• [Record list]:

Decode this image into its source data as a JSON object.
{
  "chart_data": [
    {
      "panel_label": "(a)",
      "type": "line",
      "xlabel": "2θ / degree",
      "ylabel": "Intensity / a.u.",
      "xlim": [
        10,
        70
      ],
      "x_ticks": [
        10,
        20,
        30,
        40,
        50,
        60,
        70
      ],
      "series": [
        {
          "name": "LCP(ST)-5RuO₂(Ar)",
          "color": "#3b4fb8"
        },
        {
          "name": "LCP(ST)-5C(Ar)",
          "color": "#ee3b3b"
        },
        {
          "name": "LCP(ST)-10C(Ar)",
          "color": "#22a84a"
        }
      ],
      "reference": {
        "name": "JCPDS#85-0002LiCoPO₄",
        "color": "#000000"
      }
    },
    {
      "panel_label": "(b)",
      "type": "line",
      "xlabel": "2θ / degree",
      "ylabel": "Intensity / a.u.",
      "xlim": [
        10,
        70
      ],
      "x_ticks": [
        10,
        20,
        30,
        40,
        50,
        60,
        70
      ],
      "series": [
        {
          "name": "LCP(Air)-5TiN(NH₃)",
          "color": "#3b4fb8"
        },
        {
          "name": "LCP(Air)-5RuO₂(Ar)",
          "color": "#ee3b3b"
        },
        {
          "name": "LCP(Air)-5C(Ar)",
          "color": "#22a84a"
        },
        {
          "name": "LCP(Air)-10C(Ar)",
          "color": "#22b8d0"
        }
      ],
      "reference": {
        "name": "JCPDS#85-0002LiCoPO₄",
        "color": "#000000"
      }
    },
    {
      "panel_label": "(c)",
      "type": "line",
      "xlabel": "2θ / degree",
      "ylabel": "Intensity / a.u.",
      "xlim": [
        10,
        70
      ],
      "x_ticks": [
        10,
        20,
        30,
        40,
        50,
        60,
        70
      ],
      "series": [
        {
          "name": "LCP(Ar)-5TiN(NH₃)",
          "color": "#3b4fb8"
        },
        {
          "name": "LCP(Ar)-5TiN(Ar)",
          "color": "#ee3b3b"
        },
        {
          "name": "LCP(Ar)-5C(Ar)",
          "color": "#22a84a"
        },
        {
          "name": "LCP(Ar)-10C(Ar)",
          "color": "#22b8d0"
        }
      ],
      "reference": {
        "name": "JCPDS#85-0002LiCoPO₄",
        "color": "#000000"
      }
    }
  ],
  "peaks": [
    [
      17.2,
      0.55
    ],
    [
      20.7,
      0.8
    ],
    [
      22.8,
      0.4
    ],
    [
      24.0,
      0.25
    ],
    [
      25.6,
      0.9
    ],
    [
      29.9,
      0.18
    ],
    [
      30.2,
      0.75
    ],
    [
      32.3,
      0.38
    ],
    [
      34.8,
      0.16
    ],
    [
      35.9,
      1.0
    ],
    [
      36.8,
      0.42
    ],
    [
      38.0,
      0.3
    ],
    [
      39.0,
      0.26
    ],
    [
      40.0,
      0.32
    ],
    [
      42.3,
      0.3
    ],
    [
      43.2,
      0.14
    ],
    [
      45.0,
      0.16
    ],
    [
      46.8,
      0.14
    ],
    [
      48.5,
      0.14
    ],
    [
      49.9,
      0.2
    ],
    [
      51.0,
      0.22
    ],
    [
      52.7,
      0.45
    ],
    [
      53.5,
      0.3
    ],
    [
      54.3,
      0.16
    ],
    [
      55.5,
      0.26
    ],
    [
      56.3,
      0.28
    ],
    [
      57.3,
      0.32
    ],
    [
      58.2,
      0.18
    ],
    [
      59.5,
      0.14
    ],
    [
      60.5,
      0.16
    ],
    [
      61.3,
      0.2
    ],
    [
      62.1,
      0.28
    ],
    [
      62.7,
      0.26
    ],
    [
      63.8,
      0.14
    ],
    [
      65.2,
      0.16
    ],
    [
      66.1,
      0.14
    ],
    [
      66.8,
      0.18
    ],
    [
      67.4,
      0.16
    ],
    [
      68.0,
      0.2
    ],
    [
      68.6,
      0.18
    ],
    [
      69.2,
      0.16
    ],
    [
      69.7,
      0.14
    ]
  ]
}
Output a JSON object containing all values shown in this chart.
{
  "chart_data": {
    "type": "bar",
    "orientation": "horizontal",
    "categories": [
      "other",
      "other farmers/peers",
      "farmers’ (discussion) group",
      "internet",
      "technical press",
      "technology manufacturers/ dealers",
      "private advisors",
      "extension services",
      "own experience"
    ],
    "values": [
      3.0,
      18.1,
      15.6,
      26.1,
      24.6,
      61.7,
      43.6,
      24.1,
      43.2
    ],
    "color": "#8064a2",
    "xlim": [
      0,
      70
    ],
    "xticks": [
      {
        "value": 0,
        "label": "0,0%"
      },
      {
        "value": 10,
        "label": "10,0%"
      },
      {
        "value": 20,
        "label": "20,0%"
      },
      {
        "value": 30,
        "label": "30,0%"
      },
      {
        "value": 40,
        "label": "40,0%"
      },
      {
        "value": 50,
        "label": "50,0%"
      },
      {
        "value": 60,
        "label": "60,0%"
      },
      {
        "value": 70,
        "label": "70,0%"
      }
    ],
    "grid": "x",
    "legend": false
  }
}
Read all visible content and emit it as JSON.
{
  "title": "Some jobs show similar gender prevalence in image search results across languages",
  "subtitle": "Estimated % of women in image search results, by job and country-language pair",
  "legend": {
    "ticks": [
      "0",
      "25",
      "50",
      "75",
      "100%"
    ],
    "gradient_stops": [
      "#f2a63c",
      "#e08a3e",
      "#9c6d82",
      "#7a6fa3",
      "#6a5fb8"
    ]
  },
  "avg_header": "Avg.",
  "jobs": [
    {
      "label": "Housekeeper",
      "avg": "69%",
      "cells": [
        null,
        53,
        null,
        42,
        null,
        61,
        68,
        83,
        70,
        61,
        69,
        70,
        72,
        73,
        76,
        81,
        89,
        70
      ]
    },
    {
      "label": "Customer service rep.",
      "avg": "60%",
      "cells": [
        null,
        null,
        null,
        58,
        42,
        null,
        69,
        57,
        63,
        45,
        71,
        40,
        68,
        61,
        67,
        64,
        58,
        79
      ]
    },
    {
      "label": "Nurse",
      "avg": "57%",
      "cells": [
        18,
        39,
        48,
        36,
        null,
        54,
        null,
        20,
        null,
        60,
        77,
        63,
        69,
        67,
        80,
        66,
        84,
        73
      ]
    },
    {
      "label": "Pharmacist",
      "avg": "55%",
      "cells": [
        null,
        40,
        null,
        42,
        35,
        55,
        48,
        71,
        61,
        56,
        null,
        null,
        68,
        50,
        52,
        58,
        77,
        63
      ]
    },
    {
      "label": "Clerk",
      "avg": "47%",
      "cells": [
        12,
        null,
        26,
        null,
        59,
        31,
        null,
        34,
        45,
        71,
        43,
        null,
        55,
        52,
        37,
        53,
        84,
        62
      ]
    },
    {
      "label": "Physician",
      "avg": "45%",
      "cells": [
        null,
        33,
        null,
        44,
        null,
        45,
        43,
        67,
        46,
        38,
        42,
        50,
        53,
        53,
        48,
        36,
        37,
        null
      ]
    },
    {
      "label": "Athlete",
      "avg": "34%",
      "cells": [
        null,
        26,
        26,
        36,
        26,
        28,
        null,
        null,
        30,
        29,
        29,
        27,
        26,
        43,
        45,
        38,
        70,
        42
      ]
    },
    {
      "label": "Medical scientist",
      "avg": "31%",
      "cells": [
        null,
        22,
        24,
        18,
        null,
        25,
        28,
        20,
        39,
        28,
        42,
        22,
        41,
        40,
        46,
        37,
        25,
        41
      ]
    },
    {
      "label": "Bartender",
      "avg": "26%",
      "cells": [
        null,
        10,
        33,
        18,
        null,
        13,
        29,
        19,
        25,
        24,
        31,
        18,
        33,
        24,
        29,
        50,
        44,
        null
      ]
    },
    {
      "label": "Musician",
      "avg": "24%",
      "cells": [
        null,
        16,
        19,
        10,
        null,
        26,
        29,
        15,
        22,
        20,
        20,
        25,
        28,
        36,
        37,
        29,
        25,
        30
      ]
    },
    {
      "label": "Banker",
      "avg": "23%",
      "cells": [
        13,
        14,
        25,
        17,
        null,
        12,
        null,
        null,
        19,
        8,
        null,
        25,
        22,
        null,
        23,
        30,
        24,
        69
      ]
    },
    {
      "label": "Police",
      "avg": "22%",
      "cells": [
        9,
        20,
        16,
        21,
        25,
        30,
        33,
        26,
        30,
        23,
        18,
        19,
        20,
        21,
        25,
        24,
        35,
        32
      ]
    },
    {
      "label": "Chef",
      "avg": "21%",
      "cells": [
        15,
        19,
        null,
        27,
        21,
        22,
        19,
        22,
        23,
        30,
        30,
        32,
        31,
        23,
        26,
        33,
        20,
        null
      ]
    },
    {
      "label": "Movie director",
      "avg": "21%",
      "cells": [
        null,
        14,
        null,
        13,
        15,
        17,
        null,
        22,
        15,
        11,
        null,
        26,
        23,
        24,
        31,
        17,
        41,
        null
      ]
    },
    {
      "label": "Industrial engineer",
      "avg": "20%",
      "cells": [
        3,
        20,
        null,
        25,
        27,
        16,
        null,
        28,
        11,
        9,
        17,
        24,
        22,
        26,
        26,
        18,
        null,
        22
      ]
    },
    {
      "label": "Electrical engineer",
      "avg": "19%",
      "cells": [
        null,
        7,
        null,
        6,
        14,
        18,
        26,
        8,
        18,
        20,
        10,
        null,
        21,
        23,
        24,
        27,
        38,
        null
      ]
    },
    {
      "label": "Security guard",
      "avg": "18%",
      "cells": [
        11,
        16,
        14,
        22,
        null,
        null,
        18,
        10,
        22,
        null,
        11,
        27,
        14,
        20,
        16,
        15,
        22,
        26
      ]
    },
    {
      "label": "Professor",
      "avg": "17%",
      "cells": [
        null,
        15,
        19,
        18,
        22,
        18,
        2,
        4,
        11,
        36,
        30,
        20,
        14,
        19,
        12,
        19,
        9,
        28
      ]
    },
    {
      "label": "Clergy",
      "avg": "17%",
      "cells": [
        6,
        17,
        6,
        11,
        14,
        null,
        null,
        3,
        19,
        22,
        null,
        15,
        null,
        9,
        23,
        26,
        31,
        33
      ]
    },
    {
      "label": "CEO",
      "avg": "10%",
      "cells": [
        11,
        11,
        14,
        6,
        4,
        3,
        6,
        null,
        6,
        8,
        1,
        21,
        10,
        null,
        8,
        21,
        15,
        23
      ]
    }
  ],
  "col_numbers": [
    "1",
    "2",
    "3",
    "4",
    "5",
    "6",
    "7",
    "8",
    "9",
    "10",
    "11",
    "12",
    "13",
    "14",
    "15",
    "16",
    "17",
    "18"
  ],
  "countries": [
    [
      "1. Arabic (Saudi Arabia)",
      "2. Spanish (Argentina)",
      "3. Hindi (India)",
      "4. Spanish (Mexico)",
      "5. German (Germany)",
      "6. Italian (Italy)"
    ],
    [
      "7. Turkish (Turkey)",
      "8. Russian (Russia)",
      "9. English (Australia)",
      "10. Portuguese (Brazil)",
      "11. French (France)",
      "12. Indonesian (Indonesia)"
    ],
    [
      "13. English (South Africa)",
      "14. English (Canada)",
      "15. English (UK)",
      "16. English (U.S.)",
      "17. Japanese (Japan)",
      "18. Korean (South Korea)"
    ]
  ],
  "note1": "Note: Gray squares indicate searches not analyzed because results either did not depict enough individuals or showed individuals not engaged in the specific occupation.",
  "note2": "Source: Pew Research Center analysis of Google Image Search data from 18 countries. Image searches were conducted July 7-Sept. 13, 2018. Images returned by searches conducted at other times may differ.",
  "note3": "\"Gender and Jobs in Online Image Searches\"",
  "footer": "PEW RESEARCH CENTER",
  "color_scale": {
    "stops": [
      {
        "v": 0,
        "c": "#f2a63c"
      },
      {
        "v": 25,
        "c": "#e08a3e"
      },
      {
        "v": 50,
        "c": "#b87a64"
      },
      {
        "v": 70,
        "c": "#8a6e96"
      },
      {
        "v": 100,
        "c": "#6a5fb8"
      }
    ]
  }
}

• [Task instructions]: Locate the word "object" in the entries, and copy every line where it is found.

• [Full solution]:
Decode this image into its source data as a JSON object.
Output a JSON object containing all values shown in this chart.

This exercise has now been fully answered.